** BEGIN **
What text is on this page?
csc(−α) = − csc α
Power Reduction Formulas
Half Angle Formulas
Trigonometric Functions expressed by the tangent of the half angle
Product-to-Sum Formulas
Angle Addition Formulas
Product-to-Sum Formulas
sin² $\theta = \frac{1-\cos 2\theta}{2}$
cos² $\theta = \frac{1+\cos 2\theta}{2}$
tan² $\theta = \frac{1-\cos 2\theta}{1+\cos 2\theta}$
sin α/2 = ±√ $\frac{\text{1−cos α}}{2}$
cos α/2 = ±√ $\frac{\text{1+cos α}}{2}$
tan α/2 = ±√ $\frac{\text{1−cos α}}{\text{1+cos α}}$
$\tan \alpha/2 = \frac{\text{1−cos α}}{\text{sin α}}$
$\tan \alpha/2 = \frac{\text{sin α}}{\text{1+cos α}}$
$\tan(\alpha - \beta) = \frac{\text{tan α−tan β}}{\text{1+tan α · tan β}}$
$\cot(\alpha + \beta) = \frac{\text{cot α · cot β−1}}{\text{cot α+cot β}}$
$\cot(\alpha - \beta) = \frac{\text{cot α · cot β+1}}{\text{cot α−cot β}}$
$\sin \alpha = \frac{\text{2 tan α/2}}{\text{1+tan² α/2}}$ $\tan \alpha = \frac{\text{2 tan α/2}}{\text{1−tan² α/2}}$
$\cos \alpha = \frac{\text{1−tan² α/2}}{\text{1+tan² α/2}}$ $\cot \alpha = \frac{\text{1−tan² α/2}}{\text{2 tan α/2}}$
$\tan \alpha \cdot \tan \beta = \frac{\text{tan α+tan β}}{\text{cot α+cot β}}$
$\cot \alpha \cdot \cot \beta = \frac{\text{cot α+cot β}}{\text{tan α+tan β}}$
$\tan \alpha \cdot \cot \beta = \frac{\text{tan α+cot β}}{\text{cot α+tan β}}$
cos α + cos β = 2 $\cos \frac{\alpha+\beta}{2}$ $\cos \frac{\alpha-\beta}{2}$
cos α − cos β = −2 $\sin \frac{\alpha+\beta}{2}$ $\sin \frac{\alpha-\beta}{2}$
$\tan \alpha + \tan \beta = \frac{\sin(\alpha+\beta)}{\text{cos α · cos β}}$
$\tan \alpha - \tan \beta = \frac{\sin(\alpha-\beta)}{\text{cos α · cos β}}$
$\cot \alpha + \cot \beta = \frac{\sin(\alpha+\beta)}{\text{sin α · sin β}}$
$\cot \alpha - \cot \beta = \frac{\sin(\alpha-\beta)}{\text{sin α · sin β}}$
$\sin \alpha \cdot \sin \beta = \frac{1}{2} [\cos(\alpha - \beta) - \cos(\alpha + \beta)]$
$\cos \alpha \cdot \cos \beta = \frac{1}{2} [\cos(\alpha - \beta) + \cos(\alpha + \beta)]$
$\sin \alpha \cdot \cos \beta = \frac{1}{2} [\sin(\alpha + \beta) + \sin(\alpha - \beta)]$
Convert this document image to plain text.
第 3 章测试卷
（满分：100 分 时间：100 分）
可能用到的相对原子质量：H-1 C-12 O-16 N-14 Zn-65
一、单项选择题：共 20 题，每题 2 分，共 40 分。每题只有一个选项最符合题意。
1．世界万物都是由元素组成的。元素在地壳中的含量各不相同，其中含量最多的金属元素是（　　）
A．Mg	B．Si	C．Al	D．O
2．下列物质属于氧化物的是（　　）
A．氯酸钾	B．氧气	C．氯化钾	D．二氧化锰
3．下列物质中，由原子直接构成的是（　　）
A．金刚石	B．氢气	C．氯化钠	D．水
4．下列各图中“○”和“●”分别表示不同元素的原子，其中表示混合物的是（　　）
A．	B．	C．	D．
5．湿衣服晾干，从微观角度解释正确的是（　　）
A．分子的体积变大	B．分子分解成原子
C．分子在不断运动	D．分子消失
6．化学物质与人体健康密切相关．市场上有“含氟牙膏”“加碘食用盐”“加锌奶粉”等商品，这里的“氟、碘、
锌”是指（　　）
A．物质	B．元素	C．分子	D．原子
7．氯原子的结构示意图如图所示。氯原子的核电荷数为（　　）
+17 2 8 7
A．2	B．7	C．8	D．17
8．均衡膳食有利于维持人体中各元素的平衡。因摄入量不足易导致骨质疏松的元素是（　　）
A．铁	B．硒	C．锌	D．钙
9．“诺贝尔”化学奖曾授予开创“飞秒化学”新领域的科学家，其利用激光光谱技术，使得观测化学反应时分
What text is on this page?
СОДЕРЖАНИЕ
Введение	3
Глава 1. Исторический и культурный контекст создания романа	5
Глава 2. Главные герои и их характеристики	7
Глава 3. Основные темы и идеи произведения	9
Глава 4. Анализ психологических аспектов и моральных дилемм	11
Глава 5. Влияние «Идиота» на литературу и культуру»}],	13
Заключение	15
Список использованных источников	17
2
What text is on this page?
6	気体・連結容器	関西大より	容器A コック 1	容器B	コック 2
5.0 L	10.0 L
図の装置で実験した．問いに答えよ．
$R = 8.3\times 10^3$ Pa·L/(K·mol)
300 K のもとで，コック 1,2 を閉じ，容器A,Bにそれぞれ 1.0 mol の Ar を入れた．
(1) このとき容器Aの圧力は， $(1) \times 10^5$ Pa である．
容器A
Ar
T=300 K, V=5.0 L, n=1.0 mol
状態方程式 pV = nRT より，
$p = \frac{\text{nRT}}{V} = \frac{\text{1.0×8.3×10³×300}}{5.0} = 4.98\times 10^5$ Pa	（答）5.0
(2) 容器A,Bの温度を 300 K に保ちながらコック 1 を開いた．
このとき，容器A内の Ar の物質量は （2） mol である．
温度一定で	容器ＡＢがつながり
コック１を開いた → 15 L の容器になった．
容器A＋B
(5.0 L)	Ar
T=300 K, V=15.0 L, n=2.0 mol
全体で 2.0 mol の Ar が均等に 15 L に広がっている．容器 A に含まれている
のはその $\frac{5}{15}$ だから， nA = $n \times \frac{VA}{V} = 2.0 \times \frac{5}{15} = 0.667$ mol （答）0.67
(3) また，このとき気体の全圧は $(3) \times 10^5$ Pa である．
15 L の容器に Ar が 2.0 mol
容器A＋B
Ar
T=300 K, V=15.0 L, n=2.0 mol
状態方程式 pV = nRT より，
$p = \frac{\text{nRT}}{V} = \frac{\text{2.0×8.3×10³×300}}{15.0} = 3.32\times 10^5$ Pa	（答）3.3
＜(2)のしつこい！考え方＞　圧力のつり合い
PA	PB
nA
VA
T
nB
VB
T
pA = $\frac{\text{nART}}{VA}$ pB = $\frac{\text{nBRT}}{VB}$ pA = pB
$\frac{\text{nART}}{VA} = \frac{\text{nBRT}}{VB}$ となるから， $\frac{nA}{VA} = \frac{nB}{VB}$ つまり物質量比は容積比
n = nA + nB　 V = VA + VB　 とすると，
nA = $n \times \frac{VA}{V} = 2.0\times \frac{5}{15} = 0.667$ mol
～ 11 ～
** END **
• [DIRECTIONS FOR THIS TASK]:
Extract every line above exactly as it stands.

• [EXERCISE RESPONSE]:
What text is on this page?
csc(−α) = − csc α
Power Reduction Formulas
Half Angle Formulas
Trigonometric Functions expressed by the tangent of the half angle
Product-to-Sum Formulas
Angle Addition Formulas
Product-to-Sum Formulas
sin² $\theta = \frac{1-\cos 2\theta}{2}$
cos² $\theta = \frac{1+\cos 2\theta}{2}$
tan² $\theta = \frac{1-\cos 2\theta}{1+\cos 2\theta}$
sin α/2 = ±√ $\frac{\text{1−cos α}}{2}$
cos α/2 = ±√ $\frac{\text{1+cos α}}{2}$
tan α/2 = ±√ $\frac{\text{1−cos α}}{\text{1+cos α}}$
$\tan \alpha/2 = \frac{\text{1−cos α}}{\text{sin α}}$
$\tan \alpha/2 = \frac{\text{sin α}}{\text{1+cos α}}$
$\tan(\alpha - \beta) = \frac{\text{tan α−tan β}}{\text{1+tan α · tan β}}$
$\cot(\alpha + \beta) = \frac{\text{cot α · cot β−1}}{\text{cot α+cot β}}$
$\cot(\alpha - \beta) = \frac{\text{cot α · cot β+1}}{\text{cot α−cot β}}$
$\sin \alpha = \frac{\text{2 tan α/2}}{\text{1+tan² α/2}}$ $\tan \alpha = \frac{\text{2 tan α/2}}{\text{1−tan² α/2}}$
$\cos \alpha = \frac{\text{1−tan² α/2}}{\text{1+tan² α/2}}$ $\cot \alpha = \frac{\text{1−tan² α/2}}{\text{2 tan α/2}}$
$\tan \alpha \cdot \tan \beta = \frac{\text{tan α+tan β}}{\text{cot α+cot β}}$
$\cot \alpha \cdot \cot \beta = \frac{\text{cot α+cot β}}{\text{tan α+tan β}}$
$\tan \alpha \cdot \cot \beta = \frac{\text{tan α+cot β}}{\text{cot α+tan β}}$
cos α + cos β = 2 $\cos \frac{\alpha+\beta}{2}$ $\cos \frac{\alpha-\beta}{2}$
cos α − cos β = −2 $\sin \frac{\alpha+\beta}{2}$ $\sin \frac{\alpha-\beta}{2}$
$\tan \alpha + \tan \beta = \frac{\sin(\alpha+\beta)}{\text{cos α · cos β}}$
$\tan \alpha - \tan \beta = \frac{\sin(\alpha-\beta)}{\text{cos α · cos β}}$
$\cot \alpha + \cot \beta = \frac{\sin(\alpha+\beta)}{\text{sin α · sin β}}$
$\cot \alpha - \cot \beta = \frac{\sin(\alpha-\beta)}{\text{sin α · sin β}}$
$\sin \alpha \cdot \sin \beta = \frac{1}{2} [\cos(\alpha - \beta) - \cos(\alpha + \beta)]$
$\cos \alpha \cdot \cos \beta = \frac{1}{2} [\cos(\alpha - \beta) + \cos(\alpha + \beta)]$
$\sin \alpha \cdot \cos \beta = \frac{1}{2} [\sin(\alpha + \beta) + \sin(\alpha - \beta)]$
Convert this document image to plain text.
第 3 章测试卷
（满分：100 分 时间：100 分）
可能用到的相对原子质量：H-1 C-12 O-16 N-14 Zn-65
一、单项选择题：共 20 题，每题 2 分，共 40 分。每题只有一个选项最符合题意。
1．世界万物都是由元素组成的。元素在地壳中的含量各不相同，其中含量最多的金属元素是（　　）
A．Mg	B．Si	C．Al	D．O
2．下列物质属于氧化物的是（　　）
A．氯酸钾	B．氧气	C．氯化钾	D．二氧化锰
3．下列物质中，由原子直接构成的是（　　）
A．金刚石	B．氢气	C．氯化钠	D．水
4．下列各图中“○”和“●”分别表示不同元素的原子，其中表示混合物的是（　　）
A．	B．	C．	D．
5．湿衣服晾干，从微观角度解释正确的是（　　）
A．分子的体积变大	B．分子分解成原子
C．分子在不断运动	D．分子消失
6．化学物质与人体健康密切相关．市场上有“含氟牙膏”“加碘食用盐”“加锌奶粉”等商品，这里的“氟、碘、
锌”是指（　　）
A．物质	B．元素	C．分子	D．原子
7．氯原子的结构示意图如图所示。氯原子的核电荷数为（　　）
+17 2 8 7
A．2	B．7	C．8	D．17
8．均衡膳食有利于维持人体中各元素的平衡。因摄入量不足易导致骨质疏松的元素是（　　）
A．铁	B．硒	C．锌	D．钙
9．“诺贝尔”化学奖曾授予开创“飞秒化学”新领域的科学家，其利用激光光谱技术，使得观测化学反应时分
What text is on this page?
СОДЕРЖАНИЕ
Введение	3
Глава 1. Исторический и культурный контекст создания романа	5
Глава 2. Главные герои и их характеристики	7
Глава 3. Основные темы и идеи произведения	9
Глава 4. Анализ психологических аспектов и моральных дилемм	11
Глава 5. Влияние «Идиота» на литературу и культуру»}],	13
Заключение	15
Список использованных источников	17
2
What text is on this page?
6	気体・連結容器	関西大より	容器A コック 1	容器B	コック 2
5.0 L	10.0 L
図の装置で実験した．問いに答えよ．
$R = 8.3\times 10^3$ Pa·L/(K·mol)
300 K のもとで，コック 1,2 を閉じ，容器A,Bにそれぞれ 1.0 mol の Ar を入れた．
(1) このとき容器Aの圧力は， $(1) \times 10^5$ Pa である．
容器A
Ar
T=300 K, V=5.0 L, n=1.0 mol
状態方程式 pV = nRT より，
$p = \frac{\text{nRT}}{V} = \frac{\text{1.0×8.3×10³×300}}{5.0} = 4.98\times 10^5$ Pa	（答）5.0
(2) 容器A,Bの温度を 300 K に保ちながらコック 1 を開いた．
このとき，容器A内の Ar の物質量は （2） mol である．
温度一定で	容器ＡＢがつながり
コック１を開いた → 15 L の容器になった．
容器A＋B
(5.0 L)	Ar
T=300 K, V=15.0 L, n=2.0 mol
全体で 2.0 mol の Ar が均等に 15 L に広がっている．容器 A に含まれている
のはその $\frac{5}{15}$ だから， nA = $n \times \frac{VA}{V} = 2.0 \times \frac{5}{15} = 0.667$ mol （答）0.67
(3) また，このとき気体の全圧は $(3) \times 10^5$ Pa である．
15 L の容器に Ar が 2.0 mol
容器A＋B
Ar
T=300 K, V=15.0 L, n=2.0 mol
状態方程式 pV = nRT より，
$p = \frac{\text{nRT}}{V} = \frac{\text{2.0×8.3×10³×300}}{15.0} = 3.32\times 10^5$ Pa	（答）3.3
＜(2)のしつこい！考え方＞　圧力のつり合い
PA	PB
nA
VA
T
nB
VB
T
pA = $\frac{\text{nART}}{VA}$ pB = $\frac{\text{nBRT}}{VB}$ pA = pB
$\frac{\text{nART}}{VA} = \frac{\text{nBRT}}{VB}$ となるから， $\frac{nA}{VA} = \frac{nB}{VB}$ つまり物質量比は容積比
n = nA + nB　 V = VA + VB　 とすると，
nA = $n \times \frac{VA}{V} = 2.0\times \frac{5}{15} = 0.667$ mol
～ 11 ～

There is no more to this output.